# Written exercise:
Output the material word for word. Leave each picture out.

# Data entries:
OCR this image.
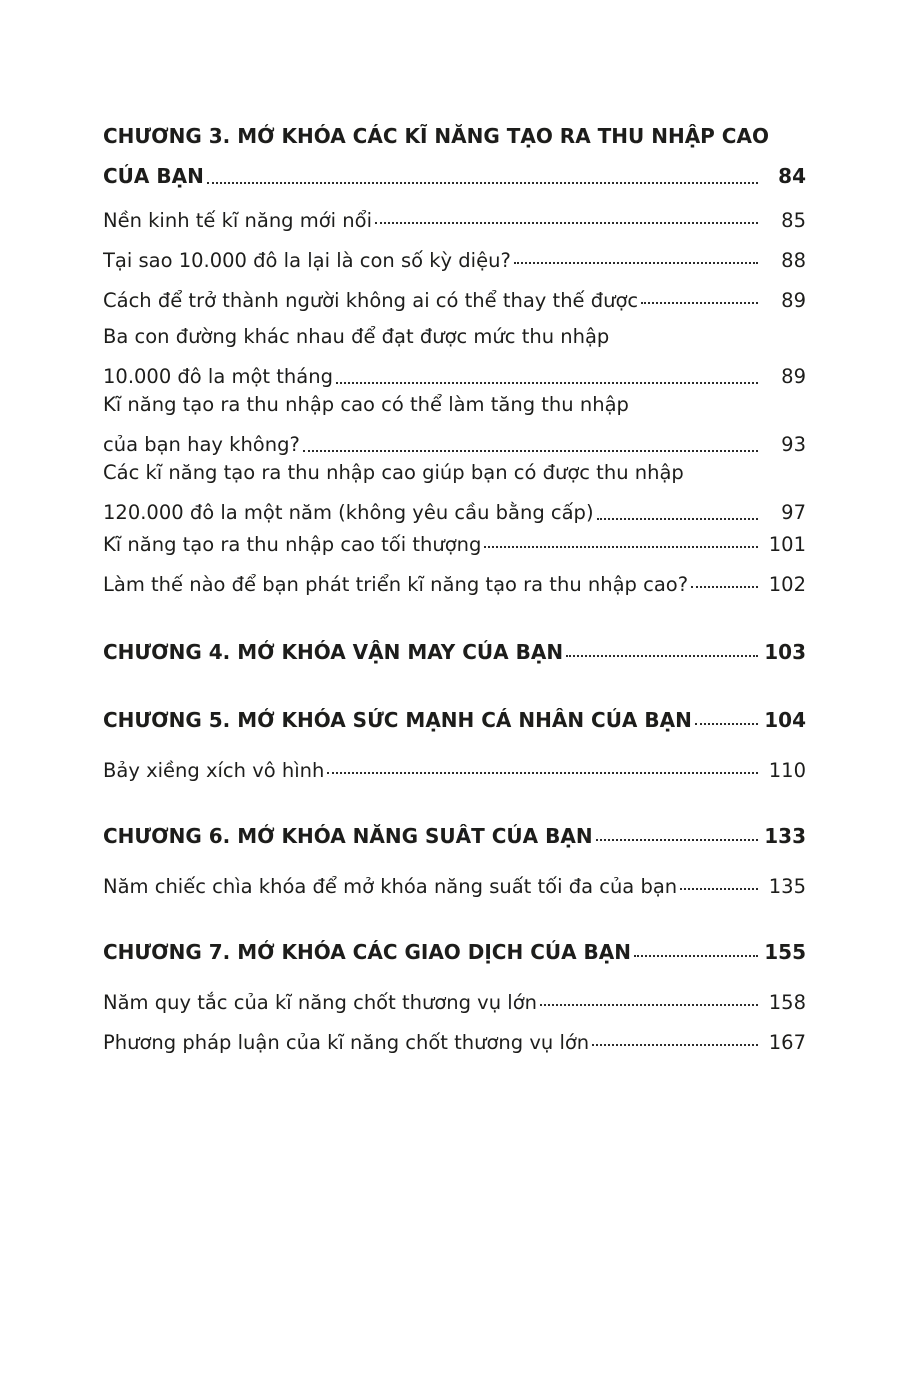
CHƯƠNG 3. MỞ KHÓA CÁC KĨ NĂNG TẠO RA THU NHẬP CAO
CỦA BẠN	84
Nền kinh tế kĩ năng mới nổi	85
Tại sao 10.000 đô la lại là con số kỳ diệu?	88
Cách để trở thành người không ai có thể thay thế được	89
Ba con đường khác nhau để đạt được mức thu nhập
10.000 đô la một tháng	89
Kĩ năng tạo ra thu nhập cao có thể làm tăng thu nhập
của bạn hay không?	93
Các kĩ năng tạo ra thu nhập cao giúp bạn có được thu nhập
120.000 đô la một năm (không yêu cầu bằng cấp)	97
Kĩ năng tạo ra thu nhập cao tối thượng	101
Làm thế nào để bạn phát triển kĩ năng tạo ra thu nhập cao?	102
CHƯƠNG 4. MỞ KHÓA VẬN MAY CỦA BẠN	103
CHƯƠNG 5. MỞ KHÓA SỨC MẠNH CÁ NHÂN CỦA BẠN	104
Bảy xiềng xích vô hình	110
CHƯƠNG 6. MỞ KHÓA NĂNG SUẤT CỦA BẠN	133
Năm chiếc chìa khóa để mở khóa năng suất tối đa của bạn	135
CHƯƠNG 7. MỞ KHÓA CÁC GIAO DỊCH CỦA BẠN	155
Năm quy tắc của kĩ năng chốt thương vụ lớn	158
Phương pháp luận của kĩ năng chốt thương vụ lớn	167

# Correct answer:
OCR this image.
CHƯƠNG 3. MỞ KHÓA CÁC KĨ NĂNG TẠO RA THU NHẬP CAO
CỦA BẠN	84
Nền kinh tế kĩ năng mới nổi	85
Tại sao 10.000 đô la lại là con số kỳ diệu?	88
Cách để trở thành người không ai có thể thay thế được	89
Ba con đường khác nhau để đạt được mức thu nhập
10.000 đô la một tháng	89
Kĩ năng tạo ra thu nhập cao có thể làm tăng thu nhập
của bạn hay không?	93
Các kĩ năng tạo ra thu nhập cao giúp bạn có được thu nhập
120.000 đô la một năm (không yêu cầu bằng cấp)	97
Kĩ năng tạo ra thu nhập cao tối thượng	101
Làm thế nào để bạn phát triển kĩ năng tạo ra thu nhập cao?	102
CHƯƠNG 4. MỞ KHÓA VẬN MAY CỦA BẠN	103
CHƯƠNG 5. MỞ KHÓA SỨC MẠNH CÁ NHÂN CỦA BẠN	104
Bảy xiềng xích vô hình	110
CHƯƠNG 6. MỞ KHÓA NĂNG SUẤT CỦA BẠN	133
Năm chiếc chìa khóa để mở khóa năng suất tối đa của bạn	135
CHƯƠNG 7. MỞ KHÓA CÁC GIAO DỊCH CỦA BẠN	155
Năm quy tắc của kĩ năng chốt thương vụ lớn	158
Phương pháp luận của kĩ năng chốt thương vụ lớn	167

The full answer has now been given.